**Dataset items:**

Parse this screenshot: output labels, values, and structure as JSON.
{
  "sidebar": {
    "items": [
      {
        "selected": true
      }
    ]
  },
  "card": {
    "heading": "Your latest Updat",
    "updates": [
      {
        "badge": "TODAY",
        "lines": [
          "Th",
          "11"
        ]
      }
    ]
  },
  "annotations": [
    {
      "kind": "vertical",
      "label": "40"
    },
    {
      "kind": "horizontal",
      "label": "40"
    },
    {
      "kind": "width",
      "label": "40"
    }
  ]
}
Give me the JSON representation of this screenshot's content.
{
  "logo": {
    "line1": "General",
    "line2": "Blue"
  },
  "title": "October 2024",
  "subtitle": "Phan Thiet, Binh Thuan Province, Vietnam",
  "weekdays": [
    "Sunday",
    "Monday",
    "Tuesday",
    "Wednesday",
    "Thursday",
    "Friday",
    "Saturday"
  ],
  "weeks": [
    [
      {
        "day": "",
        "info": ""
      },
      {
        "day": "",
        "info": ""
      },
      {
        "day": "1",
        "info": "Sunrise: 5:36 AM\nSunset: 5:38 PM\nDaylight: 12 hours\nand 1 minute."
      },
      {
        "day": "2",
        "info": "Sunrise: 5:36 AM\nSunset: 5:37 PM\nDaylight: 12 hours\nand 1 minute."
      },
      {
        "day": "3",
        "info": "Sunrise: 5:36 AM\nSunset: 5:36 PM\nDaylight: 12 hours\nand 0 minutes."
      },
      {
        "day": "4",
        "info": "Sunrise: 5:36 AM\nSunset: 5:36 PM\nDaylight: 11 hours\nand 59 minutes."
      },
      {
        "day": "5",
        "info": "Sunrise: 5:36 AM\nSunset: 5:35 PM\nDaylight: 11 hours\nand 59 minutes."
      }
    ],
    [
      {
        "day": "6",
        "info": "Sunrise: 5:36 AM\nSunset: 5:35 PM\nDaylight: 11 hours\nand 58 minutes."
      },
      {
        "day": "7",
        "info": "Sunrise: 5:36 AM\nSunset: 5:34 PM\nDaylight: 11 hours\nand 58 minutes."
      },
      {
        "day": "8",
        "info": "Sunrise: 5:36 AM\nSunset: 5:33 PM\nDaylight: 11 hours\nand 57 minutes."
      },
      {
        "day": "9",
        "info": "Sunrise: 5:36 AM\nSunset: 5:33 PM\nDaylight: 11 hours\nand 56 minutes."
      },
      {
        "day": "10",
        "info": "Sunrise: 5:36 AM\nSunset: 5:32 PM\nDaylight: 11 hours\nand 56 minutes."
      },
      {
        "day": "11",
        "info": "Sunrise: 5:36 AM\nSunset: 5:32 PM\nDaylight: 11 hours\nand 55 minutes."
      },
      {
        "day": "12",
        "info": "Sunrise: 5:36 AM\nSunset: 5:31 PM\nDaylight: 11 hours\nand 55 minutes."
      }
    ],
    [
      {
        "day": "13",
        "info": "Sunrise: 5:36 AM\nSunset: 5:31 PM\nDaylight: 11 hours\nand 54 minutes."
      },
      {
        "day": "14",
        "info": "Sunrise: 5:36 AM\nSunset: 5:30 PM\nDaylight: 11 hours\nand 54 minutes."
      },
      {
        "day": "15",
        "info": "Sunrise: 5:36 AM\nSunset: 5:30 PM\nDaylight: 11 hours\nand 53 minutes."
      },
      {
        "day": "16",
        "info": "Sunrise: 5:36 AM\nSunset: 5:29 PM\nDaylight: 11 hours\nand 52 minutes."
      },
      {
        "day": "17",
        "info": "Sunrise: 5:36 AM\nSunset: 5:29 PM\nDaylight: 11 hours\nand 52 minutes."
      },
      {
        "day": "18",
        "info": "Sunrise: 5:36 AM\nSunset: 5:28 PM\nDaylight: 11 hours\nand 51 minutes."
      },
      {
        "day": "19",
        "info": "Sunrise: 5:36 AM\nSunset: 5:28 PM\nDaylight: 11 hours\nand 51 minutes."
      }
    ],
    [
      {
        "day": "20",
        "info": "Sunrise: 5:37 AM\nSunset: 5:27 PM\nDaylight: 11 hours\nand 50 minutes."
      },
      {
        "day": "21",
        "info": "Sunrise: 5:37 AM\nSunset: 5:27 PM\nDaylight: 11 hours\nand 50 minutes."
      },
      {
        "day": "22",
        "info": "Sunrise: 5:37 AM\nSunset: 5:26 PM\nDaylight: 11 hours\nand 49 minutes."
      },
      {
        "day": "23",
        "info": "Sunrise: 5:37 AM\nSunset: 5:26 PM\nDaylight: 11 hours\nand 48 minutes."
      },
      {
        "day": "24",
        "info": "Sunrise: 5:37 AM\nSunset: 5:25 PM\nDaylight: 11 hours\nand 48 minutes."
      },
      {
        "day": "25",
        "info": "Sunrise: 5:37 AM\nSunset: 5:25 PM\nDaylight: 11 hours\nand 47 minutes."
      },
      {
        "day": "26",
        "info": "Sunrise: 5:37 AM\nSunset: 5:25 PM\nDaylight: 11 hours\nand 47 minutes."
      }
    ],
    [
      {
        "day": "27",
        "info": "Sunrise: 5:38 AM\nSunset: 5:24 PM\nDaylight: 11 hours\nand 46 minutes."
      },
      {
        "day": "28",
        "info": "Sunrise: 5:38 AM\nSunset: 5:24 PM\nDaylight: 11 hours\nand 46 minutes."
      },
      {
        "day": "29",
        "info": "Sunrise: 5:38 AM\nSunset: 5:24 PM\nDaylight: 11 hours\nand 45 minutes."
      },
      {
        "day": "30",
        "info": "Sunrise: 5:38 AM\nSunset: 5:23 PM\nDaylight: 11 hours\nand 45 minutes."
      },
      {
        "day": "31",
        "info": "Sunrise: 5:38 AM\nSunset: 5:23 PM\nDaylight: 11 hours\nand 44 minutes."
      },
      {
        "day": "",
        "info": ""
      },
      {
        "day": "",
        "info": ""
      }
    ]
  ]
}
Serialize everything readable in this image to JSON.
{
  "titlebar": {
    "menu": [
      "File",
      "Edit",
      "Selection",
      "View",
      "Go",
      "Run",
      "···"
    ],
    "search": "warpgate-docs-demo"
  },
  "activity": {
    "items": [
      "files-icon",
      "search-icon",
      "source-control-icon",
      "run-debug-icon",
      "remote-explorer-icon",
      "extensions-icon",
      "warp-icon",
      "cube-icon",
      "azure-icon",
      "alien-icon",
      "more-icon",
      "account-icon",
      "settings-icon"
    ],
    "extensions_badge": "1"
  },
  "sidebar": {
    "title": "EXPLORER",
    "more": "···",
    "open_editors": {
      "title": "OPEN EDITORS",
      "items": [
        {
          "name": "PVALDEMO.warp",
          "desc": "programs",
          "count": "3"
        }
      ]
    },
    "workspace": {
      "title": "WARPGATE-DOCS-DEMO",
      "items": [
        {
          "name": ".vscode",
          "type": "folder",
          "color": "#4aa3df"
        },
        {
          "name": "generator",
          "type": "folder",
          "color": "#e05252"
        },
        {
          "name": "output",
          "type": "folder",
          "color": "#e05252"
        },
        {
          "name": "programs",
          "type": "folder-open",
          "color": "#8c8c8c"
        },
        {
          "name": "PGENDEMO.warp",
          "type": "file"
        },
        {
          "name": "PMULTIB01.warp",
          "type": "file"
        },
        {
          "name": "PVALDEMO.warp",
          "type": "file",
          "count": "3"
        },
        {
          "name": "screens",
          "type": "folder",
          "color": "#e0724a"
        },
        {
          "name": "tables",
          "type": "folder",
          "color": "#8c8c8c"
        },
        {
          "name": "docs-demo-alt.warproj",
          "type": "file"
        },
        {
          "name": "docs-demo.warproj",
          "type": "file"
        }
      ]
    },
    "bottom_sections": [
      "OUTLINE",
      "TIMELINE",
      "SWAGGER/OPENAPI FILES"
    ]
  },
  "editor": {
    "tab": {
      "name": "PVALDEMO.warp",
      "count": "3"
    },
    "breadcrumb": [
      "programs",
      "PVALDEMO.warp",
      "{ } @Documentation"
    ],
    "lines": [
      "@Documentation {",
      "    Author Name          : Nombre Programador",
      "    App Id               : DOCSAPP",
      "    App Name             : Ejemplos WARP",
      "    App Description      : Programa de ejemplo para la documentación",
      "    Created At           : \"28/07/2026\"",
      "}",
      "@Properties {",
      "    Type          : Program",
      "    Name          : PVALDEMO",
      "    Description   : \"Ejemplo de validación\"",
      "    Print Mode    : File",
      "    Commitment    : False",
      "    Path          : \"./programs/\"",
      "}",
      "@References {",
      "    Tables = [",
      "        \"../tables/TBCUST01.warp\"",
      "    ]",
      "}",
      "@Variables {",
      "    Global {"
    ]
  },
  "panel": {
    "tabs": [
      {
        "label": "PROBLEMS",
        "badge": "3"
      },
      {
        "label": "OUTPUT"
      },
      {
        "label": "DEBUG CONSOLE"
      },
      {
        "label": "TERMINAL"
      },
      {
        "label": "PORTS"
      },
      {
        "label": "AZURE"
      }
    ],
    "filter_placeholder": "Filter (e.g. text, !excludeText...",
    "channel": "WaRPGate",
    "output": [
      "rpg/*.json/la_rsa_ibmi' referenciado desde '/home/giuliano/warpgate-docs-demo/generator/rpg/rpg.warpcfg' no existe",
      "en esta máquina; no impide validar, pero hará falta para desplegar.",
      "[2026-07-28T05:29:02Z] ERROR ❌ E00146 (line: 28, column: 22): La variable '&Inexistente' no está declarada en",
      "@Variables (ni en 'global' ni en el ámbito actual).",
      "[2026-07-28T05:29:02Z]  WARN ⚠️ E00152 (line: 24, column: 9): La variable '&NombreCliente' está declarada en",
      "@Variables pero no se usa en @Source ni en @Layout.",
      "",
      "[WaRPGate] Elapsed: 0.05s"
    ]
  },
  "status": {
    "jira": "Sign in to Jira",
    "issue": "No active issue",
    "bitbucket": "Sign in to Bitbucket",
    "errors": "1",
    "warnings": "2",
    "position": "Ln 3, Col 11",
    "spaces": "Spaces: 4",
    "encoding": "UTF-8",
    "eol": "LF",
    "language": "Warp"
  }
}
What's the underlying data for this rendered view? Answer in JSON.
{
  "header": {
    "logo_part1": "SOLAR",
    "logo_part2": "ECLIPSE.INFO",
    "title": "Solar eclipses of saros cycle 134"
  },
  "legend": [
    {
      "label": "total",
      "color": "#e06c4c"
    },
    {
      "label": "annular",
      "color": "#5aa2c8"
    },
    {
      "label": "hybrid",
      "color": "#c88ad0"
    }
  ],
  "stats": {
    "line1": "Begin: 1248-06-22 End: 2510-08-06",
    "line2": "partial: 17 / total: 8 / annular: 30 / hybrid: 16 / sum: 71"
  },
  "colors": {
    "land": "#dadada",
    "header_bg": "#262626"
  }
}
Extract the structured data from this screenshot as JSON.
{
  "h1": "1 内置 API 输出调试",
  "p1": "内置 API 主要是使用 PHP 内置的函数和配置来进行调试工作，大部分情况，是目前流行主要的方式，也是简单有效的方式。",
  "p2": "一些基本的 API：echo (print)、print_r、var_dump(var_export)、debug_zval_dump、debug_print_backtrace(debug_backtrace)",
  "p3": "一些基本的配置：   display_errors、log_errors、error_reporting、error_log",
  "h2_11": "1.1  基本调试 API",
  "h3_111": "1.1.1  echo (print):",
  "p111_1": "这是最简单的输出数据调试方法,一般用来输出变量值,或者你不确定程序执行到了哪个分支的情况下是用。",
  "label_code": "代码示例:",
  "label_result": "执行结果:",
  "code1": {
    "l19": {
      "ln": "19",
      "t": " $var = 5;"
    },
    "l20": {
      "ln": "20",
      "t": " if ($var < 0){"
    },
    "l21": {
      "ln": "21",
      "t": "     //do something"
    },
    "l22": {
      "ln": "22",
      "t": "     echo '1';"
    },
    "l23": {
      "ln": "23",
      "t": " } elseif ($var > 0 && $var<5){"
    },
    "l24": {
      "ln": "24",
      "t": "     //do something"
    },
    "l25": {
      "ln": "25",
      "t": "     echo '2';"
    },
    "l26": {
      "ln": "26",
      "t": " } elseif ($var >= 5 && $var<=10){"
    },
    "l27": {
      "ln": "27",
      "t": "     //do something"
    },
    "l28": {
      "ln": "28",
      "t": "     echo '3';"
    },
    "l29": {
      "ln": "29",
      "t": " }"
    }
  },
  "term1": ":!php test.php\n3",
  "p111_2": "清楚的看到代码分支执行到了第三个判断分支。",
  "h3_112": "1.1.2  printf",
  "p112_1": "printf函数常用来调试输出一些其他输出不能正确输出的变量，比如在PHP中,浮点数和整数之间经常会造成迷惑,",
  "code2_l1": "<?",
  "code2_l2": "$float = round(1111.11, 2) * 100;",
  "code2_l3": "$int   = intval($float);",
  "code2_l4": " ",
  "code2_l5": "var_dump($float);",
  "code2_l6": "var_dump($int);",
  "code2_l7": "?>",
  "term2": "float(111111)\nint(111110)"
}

**Set problem:**
Report how many lines hold the string "column", giving the number and nothing else.

**The output:**
2